Repeat every record exactly, but keep images out of the copy.

Dataset records start

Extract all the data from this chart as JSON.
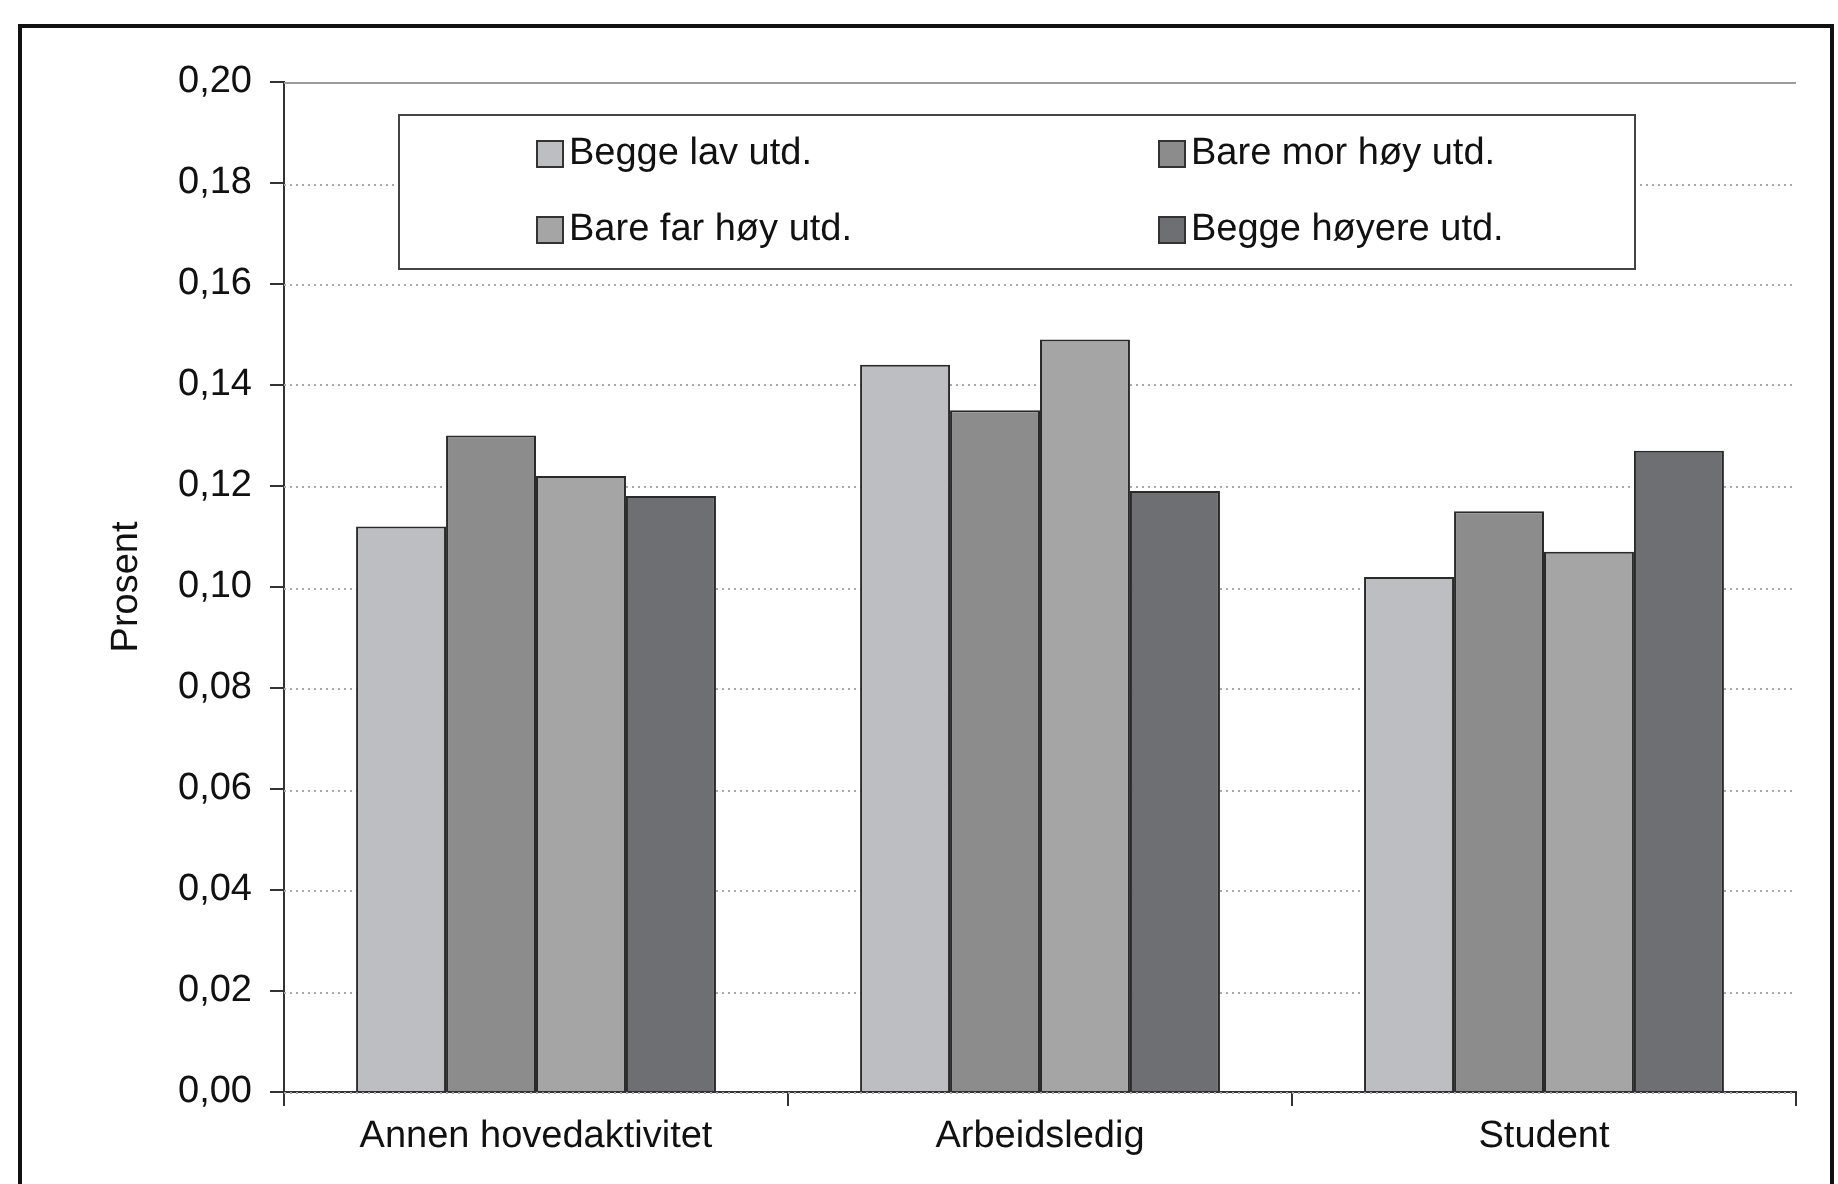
{
  "chart_data": {
    "type": "bar",
    "ylabel": "Prosent",
    "categories": [
      "Annen hovedaktivitet",
      "Arbeidsledig",
      "Student"
    ],
    "series": [
      {
        "name": "Begge lav utd.",
        "color": "#bdbec2",
        "values": [
          0.112,
          0.144,
          0.102
        ]
      },
      {
        "name": "Bare mor høy utd.",
        "color": "#8c8c8c",
        "values": [
          0.13,
          0.135,
          0.115
        ]
      },
      {
        "name": "Bare far høy utd.",
        "color": "#a5a5a5",
        "values": [
          0.122,
          0.149,
          0.107
        ]
      },
      {
        "name": "Begge høyere utd.",
        "color": "#6e6f73",
        "values": [
          0.118,
          0.119,
          0.127
        ]
      }
    ],
    "ylim": [
      0,
      0.2
    ],
    "yticks": [
      {
        "value": 0,
        "label": "0,00"
      },
      {
        "value": 0.02,
        "label": "0,02"
      },
      {
        "value": 0.04,
        "label": "0,04"
      },
      {
        "value": 0.06,
        "label": "0,06"
      },
      {
        "value": 0.08,
        "label": "0,08"
      },
      {
        "value": 0.1,
        "label": "0,10"
      },
      {
        "value": 0.12,
        "label": "0,12"
      },
      {
        "value": 0.14,
        "label": "0,14"
      },
      {
        "value": 0.16,
        "label": "0,16"
      },
      {
        "value": 0.18,
        "label": "0,18"
      },
      {
        "value": 0.2,
        "label": "0,20"
      }
    ],
    "grid": "y",
    "legend": "top"
  }
}
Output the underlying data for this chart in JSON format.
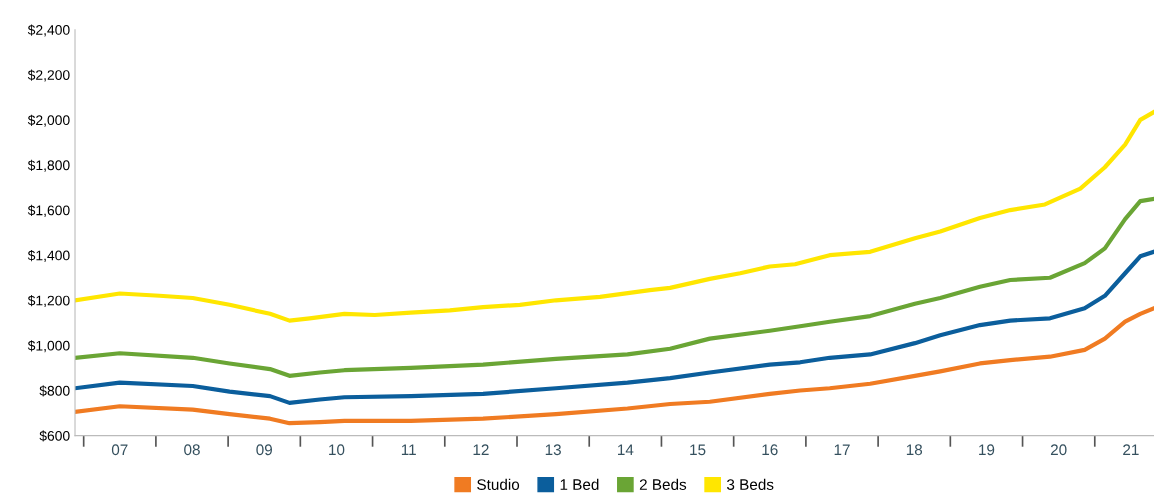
{
  "chart_data": {
    "type": "line",
    "x": [
      6.38,
      7.0,
      8.01,
      8.52,
      9.08,
      9.35,
      9.77,
      10.11,
      11.03,
      12.03,
      13.04,
      14.03,
      14.62,
      15.17,
      16.0,
      16.42,
      16.83,
      17.39,
      18.01,
      18.36,
      18.91,
      19.33,
      19.88,
      20.36,
      20.64,
      20.92,
      21.13,
      21.32
    ],
    "series": [
      {
        "name": "Studio",
        "color": "#f07b22",
        "values": [
          705,
          730,
          715,
          695,
          675,
          655,
          660,
          665,
          665,
          675,
          695,
          720,
          740,
          750,
          785,
          800,
          810,
          830,
          865,
          885,
          920,
          935,
          950,
          980,
          1030,
          1105,
          1140,
          1165
        ]
      },
      {
        "name": "1 Bed",
        "color": "#0b5e9c",
        "values": [
          810,
          835,
          820,
          795,
          775,
          745,
          760,
          770,
          775,
          785,
          810,
          835,
          855,
          880,
          915,
          925,
          945,
          960,
          1010,
          1045,
          1090,
          1110,
          1120,
          1165,
          1220,
          1320,
          1395,
          1415
        ]
      },
      {
        "name": "2 Beds",
        "color": "#6aa535",
        "values": [
          945,
          965,
          945,
          920,
          895,
          865,
          880,
          890,
          900,
          915,
          940,
          960,
          985,
          1030,
          1065,
          1085,
          1105,
          1130,
          1185,
          1210,
          1260,
          1290,
          1300,
          1365,
          1430,
          1560,
          1640,
          1650
        ]
      },
      {
        "name": "3 Beds",
        "color": "#ffe600",
        "x": [
          6.38,
          7.0,
          7.55,
          8.01,
          8.52,
          9.08,
          9.35,
          9.63,
          10.11,
          10.53,
          11.03,
          11.57,
          12.03,
          12.54,
          13.04,
          13.65,
          14.34,
          14.62,
          15.17,
          15.59,
          16.0,
          16.35,
          16.83,
          17.39,
          18.01,
          18.36,
          18.91,
          19.33,
          19.81,
          20.3,
          20.64,
          20.92,
          21.13,
          21.32
        ],
        "values": [
          1200,
          1230,
          1220,
          1210,
          1180,
          1140,
          1110,
          1120,
          1140,
          1135,
          1145,
          1155,
          1170,
          1180,
          1200,
          1215,
          1245,
          1255,
          1295,
          1320,
          1350,
          1360,
          1400,
          1415,
          1475,
          1505,
          1565,
          1600,
          1625,
          1695,
          1790,
          1890,
          2000,
          2035
        ]
      }
    ],
    "xlim": [
      6.38,
      21.32
    ],
    "ylim": [
      600,
      2400
    ],
    "xticks": [
      {
        "value": 7,
        "label": "07"
      },
      {
        "value": 8,
        "label": "08"
      },
      {
        "value": 9,
        "label": "09"
      },
      10,
      11,
      12,
      13,
      14,
      15,
      16,
      17,
      18,
      19,
      20,
      21,
      {
        "value": 6.5,
        "label": null
      },
      {
        "value": 7.5,
        "label": null
      },
      {
        "value": 8.5,
        "label": null
      },
      {
        "value": 9.5,
        "label": null
      },
      {
        "value": 10.5,
        "label": null
      },
      {
        "value": 11.5,
        "label": null
      },
      {
        "value": 12.5,
        "label": null
      },
      {
        "value": 13.5,
        "label": null
      },
      {
        "value": 14.5,
        "label": null
      },
      {
        "value": 15.5,
        "label": null
      },
      {
        "value": 16.5,
        "label": null
      },
      {
        "value": 17.5,
        "label": null
      },
      {
        "value": 18.5,
        "label": null
      },
      {
        "value": 19.5,
        "label": null
      },
      {
        "value": 20.5,
        "label": null
      }
    ],
    "yticks": [
      {
        "value": 600,
        "label": "$600"
      },
      {
        "value": 800,
        "label": "$800"
      },
      {
        "value": 1000,
        "label": "$1,000"
      },
      {
        "value": 1200,
        "label": "$1,200"
      },
      {
        "value": 1400,
        "label": "$1,400"
      },
      {
        "value": 1600,
        "label": "$1,600"
      },
      {
        "value": 1800,
        "label": "$1,800"
      },
      {
        "value": 2000,
        "label": "$2,000"
      },
      {
        "value": 2200,
        "label": "$2,200"
      },
      {
        "value": 2400,
        "label": "$2,400"
      }
    ],
    "legend": "bottom",
    "grid": false,
    "line_style": "solid",
    "marker": "none"
  }
}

Dataset records end

● Exercise result
Extract all the data from this chart as JSON.
{
  "chart_data": {
    "type": "bar",
    "ylabel": "Prosent",
    "categories": [
      "Annen hovedaktivitet",
      "Arbeidsledig",
      "Student"
    ],
    "series": [
      {
        "name": "Begge lav utd.",
        "color": "#bdbec2",
        "values": [
          0.112,
          0.144,
          0.102
        ]
      },
      {
        "name": "Bare mor høy utd.",
        "color": "#8c8c8c",
        "values": [
          0.13,
          0.135,
          0.115
        ]
      },
      {
        "name": "Bare far høy utd.",
        "color": "#a5a5a5",
        "values": [
          0.122,
          0.149,
          0.107
        ]
      },
      {
        "name": "Begge høyere utd.",
        "color": "#6e6f73",
        "values": [
          0.118,
          0.119,
          0.127
        ]
      }
    ],
    "ylim": [
      0,
      0.2
    ],
    "yticks": [
      {
        "value": 0,
        "label": "0,00"
      },
      {
        "value": 0.02,
        "label": "0,02"
      },
      {
        "value": 0.04,
        "label": "0,04"
      },
      {
        "value": 0.06,
        "label": "0,06"
      },
      {
        "value": 0.08,
        "label": "0,08"
      },
      {
        "value": 0.1,
        "label": "0,10"
      },
      {
        "value": 0.12,
        "label": "0,12"
      },
      {
        "value": 0.14,
        "label": "0,14"
      },
      {
        "value": 0.16,
        "label": "0,16"
      },
      {
        "value": 0.18,
        "label": "0,18"
      },
      {
        "value": 0.2,
        "label": "0,20"
      }
    ],
    "grid": "y",
    "legend": "top"
  }
}
Output the underlying data for this chart in JSON format.
{
  "chart_data": {
    "type": "line",
    "x": [
      6.38,
      7.0,
      8.01,
      8.52,
      9.08,
      9.35,
      9.77,
      10.11,
      11.03,
      12.03,
      13.04,
      14.03,
      14.62,
      15.17,
      16.0,
      16.42,
      16.83,
      17.39,
      18.01,
      18.36,
      18.91,
      19.33,
      19.88,
      20.36,
      20.64,
      20.92,
      21.13,
      21.32
    ],
    "series": [
      {
        "name": "Studio",
        "color": "#f07b22",
        "values": [
          705,
          730,
          715,
          695,
          675,
          655,
          660,
          665,
          665,
          675,
          695,
          720,
          740,
          750,
          785,
          800,
          810,
          830,
          865,
          885,
          920,
          935,
          950,
          980,
          1030,
          1105,
          1140,
          1165
        ]
      },
      {
        "name": "1 Bed",
        "color": "#0b5e9c",
        "values": [
          810,
          835,
          820,
          795,
          775,
          745,
          760,
          770,
          775,
          785,
          810,
          835,
          855,
          880,
          915,
          925,
          945,
          960,
          1010,
          1045,
          1090,
          1110,
          1120,
          1165,
          1220,
          1320,
          1395,
          1415
        ]
      },
      {
        "name": "2 Beds",
        "color": "#6aa535",
        "values": [
          945,
          965,
          945,
          920,
          895,
          865,
          880,
          890,
          900,
          915,
          940,
          960,
          985,
          1030,
          1065,
          1085,
          1105,
          1130,
          1185,
          1210,
          1260,
          1290,
          1300,
          1365,
          1430,
          1560,
          1640,
          1650
        ]
      },
      {
        "name": "3 Beds",
        "color": "#ffe600",
        "x": [
          6.38,
          7.0,
          7.55,
          8.01,
          8.52,
          9.08,
          9.35,
          9.63,
          10.11,
          10.53,
          11.03,
          11.57,
          12.03,
          12.54,
          13.04,
          13.65,
          14.34,
          14.62,
          15.17,
          15.59,
          16.0,
          16.35,
          16.83,
          17.39,
          18.01,
          18.36,
          18.91,
          19.33,
          19.81,
          20.3,
          20.64,
          20.92,
          21.13,
          21.32
        ],
        "values": [
          1200,
          1230,
          1220,
          1210,
          1180,
          1140,
          1110,
          1120,
          1140,
          1135,
          1145,
          1155,
          1170,
          1180,
          1200,
          1215,
          1245,
          1255,
          1295,
          1320,
          1350,
          1360,
          1400,
          1415,
          1475,
          1505,
          1565,
          1600,
          1625,
          1695,
          1790,
          1890,
          2000,
          2035
        ]
      }
    ],
    "xlim": [
      6.38,
      21.32
    ],
    "ylim": [
      600,
      2400
    ],
    "xticks": [
      {
        "value": 7,
        "label": "07"
      },
      {
        "value": 8,
        "label": "08"
      },
      {
        "value": 9,
        "label": "09"
      },
      10,
      11,
      12,
      13,
      14,
      15,
      16,
      17,
      18,
      19,
      20,
      21,
      {
        "value": 6.5,
        "label": null
      },
      {
        "value": 7.5,
        "label": null
      },
      {
        "value": 8.5,
        "label": null
      },
      {
        "value": 9.5,
        "label": null
      },
      {
        "value": 10.5,
        "label": null
      },
      {
        "value": 11.5,
        "label": null
      },
      {
        "value": 12.5,
        "label": null
      },
      {
        "value": 13.5,
        "label": null
      },
      {
        "value": 14.5,
        "label": null
      },
      {
        "value": 15.5,
        "label": null
      },
      {
        "value": 16.5,
        "label": null
      },
      {
        "value": 17.5,
        "label": null
      },
      {
        "value": 18.5,
        "label": null
      },
      {
        "value": 19.5,
        "label": null
      },
      {
        "value": 20.5,
        "label": null
      }
    ],
    "yticks": [
      {
        "value": 600,
        "label": "$600"
      },
      {
        "value": 800,
        "label": "$800"
      },
      {
        "value": 1000,
        "label": "$1,000"
      },
      {
        "value": 1200,
        "label": "$1,200"
      },
      {
        "value": 1400,
        "label": "$1,400"
      },
      {
        "value": 1600,
        "label": "$1,600"
      },
      {
        "value": 1800,
        "label": "$1,800"
      },
      {
        "value": 2000,
        "label": "$2,000"
      },
      {
        "value": 2200,
        "label": "$2,200"
      },
      {
        "value": 2400,
        "label": "$2,400"
      }
    ],
    "legend": "bottom",
    "grid": false,
    "line_style": "solid",
    "marker": "none"
  }
}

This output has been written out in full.